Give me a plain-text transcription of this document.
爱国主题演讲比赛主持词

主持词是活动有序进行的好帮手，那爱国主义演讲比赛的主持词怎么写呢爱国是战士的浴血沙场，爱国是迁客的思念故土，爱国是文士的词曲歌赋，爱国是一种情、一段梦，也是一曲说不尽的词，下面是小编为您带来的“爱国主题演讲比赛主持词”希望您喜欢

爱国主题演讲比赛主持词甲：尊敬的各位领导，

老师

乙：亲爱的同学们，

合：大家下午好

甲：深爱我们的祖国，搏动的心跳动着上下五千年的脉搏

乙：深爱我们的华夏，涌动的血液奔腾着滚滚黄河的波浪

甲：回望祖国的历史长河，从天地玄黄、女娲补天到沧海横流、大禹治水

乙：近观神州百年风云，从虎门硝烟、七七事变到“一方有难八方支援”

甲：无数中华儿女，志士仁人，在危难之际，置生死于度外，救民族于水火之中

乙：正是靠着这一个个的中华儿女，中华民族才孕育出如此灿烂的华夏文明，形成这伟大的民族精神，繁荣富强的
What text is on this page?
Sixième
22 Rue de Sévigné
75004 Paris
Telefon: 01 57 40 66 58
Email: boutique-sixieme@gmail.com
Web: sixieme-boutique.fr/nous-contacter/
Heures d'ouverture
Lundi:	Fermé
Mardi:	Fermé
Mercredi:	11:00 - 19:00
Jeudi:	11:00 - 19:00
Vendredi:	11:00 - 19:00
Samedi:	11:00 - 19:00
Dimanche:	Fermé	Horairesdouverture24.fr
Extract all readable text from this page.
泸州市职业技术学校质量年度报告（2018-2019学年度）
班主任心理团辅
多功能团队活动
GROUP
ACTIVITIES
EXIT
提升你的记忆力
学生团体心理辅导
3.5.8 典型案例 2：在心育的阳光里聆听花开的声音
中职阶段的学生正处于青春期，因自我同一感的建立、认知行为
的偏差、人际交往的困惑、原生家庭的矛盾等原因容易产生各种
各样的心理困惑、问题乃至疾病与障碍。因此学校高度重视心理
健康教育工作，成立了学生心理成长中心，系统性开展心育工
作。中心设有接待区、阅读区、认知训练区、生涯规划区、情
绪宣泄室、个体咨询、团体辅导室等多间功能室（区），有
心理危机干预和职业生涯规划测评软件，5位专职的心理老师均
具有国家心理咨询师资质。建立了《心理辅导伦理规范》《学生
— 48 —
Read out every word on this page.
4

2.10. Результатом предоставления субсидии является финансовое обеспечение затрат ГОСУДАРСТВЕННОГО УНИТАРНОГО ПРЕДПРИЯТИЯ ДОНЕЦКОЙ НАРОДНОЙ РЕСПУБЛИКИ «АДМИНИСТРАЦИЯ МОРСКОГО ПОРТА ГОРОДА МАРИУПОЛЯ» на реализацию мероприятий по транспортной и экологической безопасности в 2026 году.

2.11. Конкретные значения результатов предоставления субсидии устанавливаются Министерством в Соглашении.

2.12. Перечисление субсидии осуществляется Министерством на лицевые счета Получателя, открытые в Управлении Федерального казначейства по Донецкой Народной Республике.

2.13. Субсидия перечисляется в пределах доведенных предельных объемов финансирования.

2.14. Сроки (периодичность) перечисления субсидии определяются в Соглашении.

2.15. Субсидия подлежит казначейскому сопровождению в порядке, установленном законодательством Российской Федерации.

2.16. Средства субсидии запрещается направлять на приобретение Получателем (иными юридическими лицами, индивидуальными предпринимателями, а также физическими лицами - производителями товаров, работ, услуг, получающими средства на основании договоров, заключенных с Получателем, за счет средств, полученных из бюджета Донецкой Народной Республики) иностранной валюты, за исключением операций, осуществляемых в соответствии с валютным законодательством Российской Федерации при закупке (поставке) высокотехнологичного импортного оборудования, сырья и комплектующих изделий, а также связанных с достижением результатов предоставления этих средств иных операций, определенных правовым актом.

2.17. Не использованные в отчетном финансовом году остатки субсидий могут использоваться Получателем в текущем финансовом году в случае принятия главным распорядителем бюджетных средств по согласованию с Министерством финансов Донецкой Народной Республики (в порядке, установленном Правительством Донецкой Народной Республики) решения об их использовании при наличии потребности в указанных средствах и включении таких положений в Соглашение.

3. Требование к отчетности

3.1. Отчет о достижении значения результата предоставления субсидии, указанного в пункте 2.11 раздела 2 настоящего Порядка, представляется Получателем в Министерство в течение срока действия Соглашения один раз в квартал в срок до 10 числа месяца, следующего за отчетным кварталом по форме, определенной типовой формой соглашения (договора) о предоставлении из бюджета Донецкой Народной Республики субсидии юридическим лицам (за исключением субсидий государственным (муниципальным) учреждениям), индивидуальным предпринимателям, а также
──────────
Transcribe the whole listing exactly.

Give me a plain-text transcription of this document.
爱国主题演讲比赛主持词

主持词是活动有序进行的好帮手，那爱国主义演讲比赛的主持词怎么写呢爱国是战士的浴血沙场，爱国是迁客的思念故土，爱国是文士的词曲歌赋，爱国是一种情、一段梦，也是一曲说不尽的词，下面是小编为您带来的“爱国主题演讲比赛主持词”希望您喜欢

爱国主题演讲比赛主持词甲：尊敬的各位领导，

老师

乙：亲爱的同学们，

合：大家下午好

甲：深爱我们的祖国，搏动的心跳动着上下五千年的脉搏

乙：深爱我们的华夏，涌动的血液奔腾着滚滚黄河的波浪

甲：回望祖国的历史长河，从天地玄黄、女娲补天到沧海横流、大禹治水

乙：近观神州百年风云，从虎门硝烟、七七事变到“一方有难八方支援”

甲：无数中华儿女，志士仁人，在危难之际，置生死于度外，救民族于水火之中

乙：正是靠着这一个个的中华儿女，中华民族才孕育出如此灿烂的华夏文明，形成这伟大的民族精神，繁荣富强的
What text is on this page?
Sixième
22 Rue de Sévigné
75004 Paris
Telefon: 01 57 40 66 58
Email: boutique-sixieme@gmail.com
Web: sixieme-boutique.fr/nous-contacter/
Heures d'ouverture
Lundi:	Fermé
Mardi:	Fermé
Mercredi:	11:00 - 19:00
Jeudi:	11:00 - 19:00
Vendredi:	11:00 - 19:00
Samedi:	11:00 - 19:00
Dimanche:	Fermé	Horairesdouverture24.fr
Extract all readable text from this page.
泸州市职业技术学校质量年度报告（2018-2019学年度）
班主任心理团辅
多功能团队活动
GROUP
ACTIVITIES
EXIT
提升你的记忆力
学生团体心理辅导
3.5.8 典型案例 2：在心育的阳光里聆听花开的声音
中职阶段的学生正处于青春期，因自我同一感的建立、认知行为
的偏差、人际交往的困惑、原生家庭的矛盾等原因容易产生各种
各样的心理困惑、问题乃至疾病与障碍。因此学校高度重视心理
健康教育工作，成立了学生心理成长中心，系统性开展心育工
作。中心设有接待区、阅读区、认知训练区、生涯规划区、情
绪宣泄室、个体咨询、团体辅导室等多间功能室（区），有
心理危机干预和职业生涯规划测评软件，5位专职的心理老师均
具有国家心理咨询师资质。建立了《心理辅导伦理规范》《学生
— 48 —
Read out every word on this page.
4

2.10. Результатом предоставления субсидии является финансовое обеспечение затрат ГОСУДАРСТВЕННОГО УНИТАРНОГО ПРЕДПРИЯТИЯ ДОНЕЦКОЙ НАРОДНОЙ РЕСПУБЛИКИ «АДМИНИСТРАЦИЯ МОРСКОГО ПОРТА ГОРОДА МАРИУПОЛЯ» на реализацию мероприятий по транспортной и экологической безопасности в 2026 году.

2.11. Конкретные значения результатов предоставления субсидии устанавливаются Министерством в Соглашении.

2.12. Перечисление субсидии осуществляется Министерством на лицевые счета Получателя, открытые в Управлении Федерального казначейства по Донецкой Народной Республике.

2.13. Субсидия перечисляется в пределах доведенных предельных объемов финансирования.

2.14. Сроки (периодичность) перечисления субсидии определяются в Соглашении.

2.15. Субсидия подлежит казначейскому сопровождению в порядке, установленном законодательством Российской Федерации.

2.16. Средства субсидии запрещается направлять на приобретение Получателем (иными юридическими лицами, индивидуальными предпринимателями, а также физическими лицами - производителями товаров, работ, услуг, получающими средства на основании договоров, заключенных с Получателем, за счет средств, полученных из бюджета Донецкой Народной Республики) иностранной валюты, за исключением операций, осуществляемых в соответствии с валютным законодательством Российской Федерации при закупке (поставке) высокотехнологичного импортного оборудования, сырья и комплектующих изделий, а также связанных с достижением результатов предоставления этих средств иных операций, определенных правовым актом.

2.17. Не использованные в отчетном финансовом году остатки субсидий могут использоваться Получателем в текущем финансовом году в случае принятия главным распорядителем бюджетных средств по согласованию с Министерством финансов Донецкой Народной Республики (в порядке, установленном Правительством Донецкой Народной Республики) решения об их использовании при наличии потребности в указанных средствах и включении таких положений в Соглашение.

3. Требование к отчетности

3.1. Отчет о достижении значения результата предоставления субсидии, указанного в пункте 2.11 раздела 2 настоящего Порядка, представляется Получателем в Министерство в течение срока действия Соглашения один раз в квартал в срок до 10 числа месяца, следующего за отчетным кварталом по форме, определенной типовой формой соглашения (договора) о предоставлении из бюджета Донецкой Народной Республики субсидии юридическим лицам (за исключением субсидий государственным (муниципальным) учреждениям), индивидуальным предпринимателям, а также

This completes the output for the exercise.